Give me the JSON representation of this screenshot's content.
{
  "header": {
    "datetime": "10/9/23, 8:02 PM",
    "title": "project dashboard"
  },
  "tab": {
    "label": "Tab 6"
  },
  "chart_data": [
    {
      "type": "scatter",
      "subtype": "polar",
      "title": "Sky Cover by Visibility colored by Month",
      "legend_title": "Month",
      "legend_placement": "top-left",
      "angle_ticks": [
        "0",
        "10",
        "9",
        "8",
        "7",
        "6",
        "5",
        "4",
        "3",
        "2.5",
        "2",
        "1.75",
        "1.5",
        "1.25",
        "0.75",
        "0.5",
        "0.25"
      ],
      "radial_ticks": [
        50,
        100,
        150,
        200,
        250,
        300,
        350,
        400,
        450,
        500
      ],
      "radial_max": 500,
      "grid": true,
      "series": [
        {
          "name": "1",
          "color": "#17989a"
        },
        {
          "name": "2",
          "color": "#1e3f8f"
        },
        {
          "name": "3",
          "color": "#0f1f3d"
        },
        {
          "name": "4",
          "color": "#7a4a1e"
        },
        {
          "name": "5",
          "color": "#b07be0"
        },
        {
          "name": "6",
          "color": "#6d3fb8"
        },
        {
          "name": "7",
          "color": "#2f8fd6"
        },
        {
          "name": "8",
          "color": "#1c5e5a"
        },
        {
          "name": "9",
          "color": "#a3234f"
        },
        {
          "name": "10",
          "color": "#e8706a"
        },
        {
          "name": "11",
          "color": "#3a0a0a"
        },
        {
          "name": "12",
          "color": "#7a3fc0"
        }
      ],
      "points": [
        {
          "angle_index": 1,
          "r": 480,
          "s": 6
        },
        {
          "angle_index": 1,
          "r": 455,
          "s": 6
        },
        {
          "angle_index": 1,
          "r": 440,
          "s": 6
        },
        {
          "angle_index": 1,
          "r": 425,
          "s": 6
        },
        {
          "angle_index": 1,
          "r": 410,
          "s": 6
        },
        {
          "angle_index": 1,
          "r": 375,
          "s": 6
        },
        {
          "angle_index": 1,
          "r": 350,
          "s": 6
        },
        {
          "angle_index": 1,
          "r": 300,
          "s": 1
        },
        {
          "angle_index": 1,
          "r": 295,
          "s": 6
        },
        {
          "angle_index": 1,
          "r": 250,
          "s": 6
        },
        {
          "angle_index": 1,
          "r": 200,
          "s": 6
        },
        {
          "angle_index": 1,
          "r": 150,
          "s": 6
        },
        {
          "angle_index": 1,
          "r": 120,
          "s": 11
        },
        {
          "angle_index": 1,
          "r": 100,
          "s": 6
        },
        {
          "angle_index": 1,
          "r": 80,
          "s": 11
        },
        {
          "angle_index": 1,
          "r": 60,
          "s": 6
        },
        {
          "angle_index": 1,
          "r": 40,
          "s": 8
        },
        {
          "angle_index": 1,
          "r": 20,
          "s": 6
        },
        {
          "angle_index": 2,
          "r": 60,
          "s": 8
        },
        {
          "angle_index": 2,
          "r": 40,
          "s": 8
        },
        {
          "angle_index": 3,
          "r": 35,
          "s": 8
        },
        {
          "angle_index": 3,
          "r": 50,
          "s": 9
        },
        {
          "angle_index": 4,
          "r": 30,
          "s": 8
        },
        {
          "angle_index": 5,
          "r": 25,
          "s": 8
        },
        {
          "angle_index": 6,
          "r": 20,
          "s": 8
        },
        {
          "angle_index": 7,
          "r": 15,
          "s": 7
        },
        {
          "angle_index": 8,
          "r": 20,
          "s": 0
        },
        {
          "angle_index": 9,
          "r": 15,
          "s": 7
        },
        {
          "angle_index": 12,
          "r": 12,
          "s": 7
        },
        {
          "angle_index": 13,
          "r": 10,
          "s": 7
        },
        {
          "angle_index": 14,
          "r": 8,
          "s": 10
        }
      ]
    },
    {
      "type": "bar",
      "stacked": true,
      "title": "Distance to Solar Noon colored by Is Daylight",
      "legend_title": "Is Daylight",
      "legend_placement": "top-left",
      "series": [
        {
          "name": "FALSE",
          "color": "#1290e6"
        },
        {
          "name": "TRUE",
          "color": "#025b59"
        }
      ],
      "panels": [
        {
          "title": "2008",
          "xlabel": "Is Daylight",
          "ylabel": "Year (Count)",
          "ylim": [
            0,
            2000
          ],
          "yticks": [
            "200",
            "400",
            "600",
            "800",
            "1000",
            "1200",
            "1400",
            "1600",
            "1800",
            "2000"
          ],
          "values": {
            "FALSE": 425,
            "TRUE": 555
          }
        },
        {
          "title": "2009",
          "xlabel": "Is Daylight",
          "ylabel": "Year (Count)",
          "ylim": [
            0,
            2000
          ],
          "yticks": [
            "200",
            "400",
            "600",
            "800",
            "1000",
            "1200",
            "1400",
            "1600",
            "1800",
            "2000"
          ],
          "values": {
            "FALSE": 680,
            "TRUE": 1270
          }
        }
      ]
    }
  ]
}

-------------------------

### Written instruction
Search the records for the word "colored". Copy every line that has it.

### Written answer
      "title": "Sky Cover by Visibility colored by Month",
      "title": "Distance to Solar Noon colored by Is Daylight",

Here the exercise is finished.